— Begin Data —
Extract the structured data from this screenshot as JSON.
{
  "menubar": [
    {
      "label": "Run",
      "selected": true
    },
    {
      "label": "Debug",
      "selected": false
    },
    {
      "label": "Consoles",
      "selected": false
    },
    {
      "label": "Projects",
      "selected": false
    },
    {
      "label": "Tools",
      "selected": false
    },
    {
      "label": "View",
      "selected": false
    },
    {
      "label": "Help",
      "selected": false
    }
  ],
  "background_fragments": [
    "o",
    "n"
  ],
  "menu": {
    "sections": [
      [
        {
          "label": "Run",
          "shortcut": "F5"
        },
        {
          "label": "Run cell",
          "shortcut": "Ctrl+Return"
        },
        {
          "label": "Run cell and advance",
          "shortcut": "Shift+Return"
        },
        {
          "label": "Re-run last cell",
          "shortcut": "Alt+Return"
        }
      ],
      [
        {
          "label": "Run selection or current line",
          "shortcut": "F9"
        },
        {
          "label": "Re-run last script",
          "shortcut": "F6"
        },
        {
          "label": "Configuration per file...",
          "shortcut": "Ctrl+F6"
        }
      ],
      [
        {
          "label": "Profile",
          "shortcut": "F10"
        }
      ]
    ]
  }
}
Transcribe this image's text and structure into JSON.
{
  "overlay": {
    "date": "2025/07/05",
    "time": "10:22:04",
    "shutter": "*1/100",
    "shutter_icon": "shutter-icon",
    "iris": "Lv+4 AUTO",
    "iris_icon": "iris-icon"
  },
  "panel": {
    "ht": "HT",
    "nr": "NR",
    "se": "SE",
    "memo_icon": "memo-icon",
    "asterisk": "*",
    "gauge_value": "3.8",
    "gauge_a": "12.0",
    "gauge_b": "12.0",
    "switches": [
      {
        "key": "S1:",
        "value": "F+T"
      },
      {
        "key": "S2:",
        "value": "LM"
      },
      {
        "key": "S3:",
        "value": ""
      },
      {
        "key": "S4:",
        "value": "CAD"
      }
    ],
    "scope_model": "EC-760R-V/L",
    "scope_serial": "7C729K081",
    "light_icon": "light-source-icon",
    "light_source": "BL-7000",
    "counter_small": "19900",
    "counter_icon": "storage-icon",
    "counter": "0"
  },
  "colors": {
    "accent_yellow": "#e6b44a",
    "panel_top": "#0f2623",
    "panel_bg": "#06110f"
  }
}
— End Data —
Repeat all the records. Match each line exactly.

**Complete answer**
Extract the structured data from this screenshot as JSON.
{
  "menubar": [
    {
      "label": "Run",
      "selected": true
    },
    {
      "label": "Debug",
      "selected": false
    },
    {
      "label": "Consoles",
      "selected": false
    },
    {
      "label": "Projects",
      "selected": false
    },
    {
      "label": "Tools",
      "selected": false
    },
    {
      "label": "View",
      "selected": false
    },
    {
      "label": "Help",
      "selected": false
    }
  ],
  "background_fragments": [
    "o",
    "n"
  ],
  "menu": {
    "sections": [
      [
        {
          "label": "Run",
          "shortcut": "F5"
        },
        {
          "label": "Run cell",
          "shortcut": "Ctrl+Return"
        },
        {
          "label": "Run cell and advance",
          "shortcut": "Shift+Return"
        },
        {
          "label": "Re-run last cell",
          "shortcut": "Alt+Return"
        }
      ],
      [
        {
          "label": "Run selection or current line",
          "shortcut": "F9"
        },
        {
          "label": "Re-run last script",
          "shortcut": "F6"
        },
        {
          "label": "Configuration per file...",
          "shortcut": "Ctrl+F6"
        }
      ],
      [
        {
          "label": "Profile",
          "shortcut": "F10"
        }
      ]
    ]
  }
}
Transcribe this image's text and structure into JSON.
{
  "overlay": {
    "date": "2025/07/05",
    "time": "10:22:04",
    "shutter": "*1/100",
    "shutter_icon": "shutter-icon",
    "iris": "Lv+4 AUTO",
    "iris_icon": "iris-icon"
  },
  "panel": {
    "ht": "HT",
    "nr": "NR",
    "se": "SE",
    "memo_icon": "memo-icon",
    "asterisk": "*",
    "gauge_value": "3.8",
    "gauge_a": "12.0",
    "gauge_b": "12.0",
    "switches": [
      {
        "key": "S1:",
        "value": "F+T"
      },
      {
        "key": "S2:",
        "value": "LM"
      },
      {
        "key": "S3:",
        "value": ""
      },
      {
        "key": "S4:",
        "value": "CAD"
      }
    ],
    "scope_model": "EC-760R-V/L",
    "scope_serial": "7C729K081",
    "light_icon": "light-source-icon",
    "light_source": "BL-7000",
    "counter_small": "19900",
    "counter_icon": "storage-icon",
    "counter": "0"
  },
  "colors": {
    "accent_yellow": "#e6b44a",
    "panel_top": "#0f2623",
    "panel_bg": "#06110f"
  }
}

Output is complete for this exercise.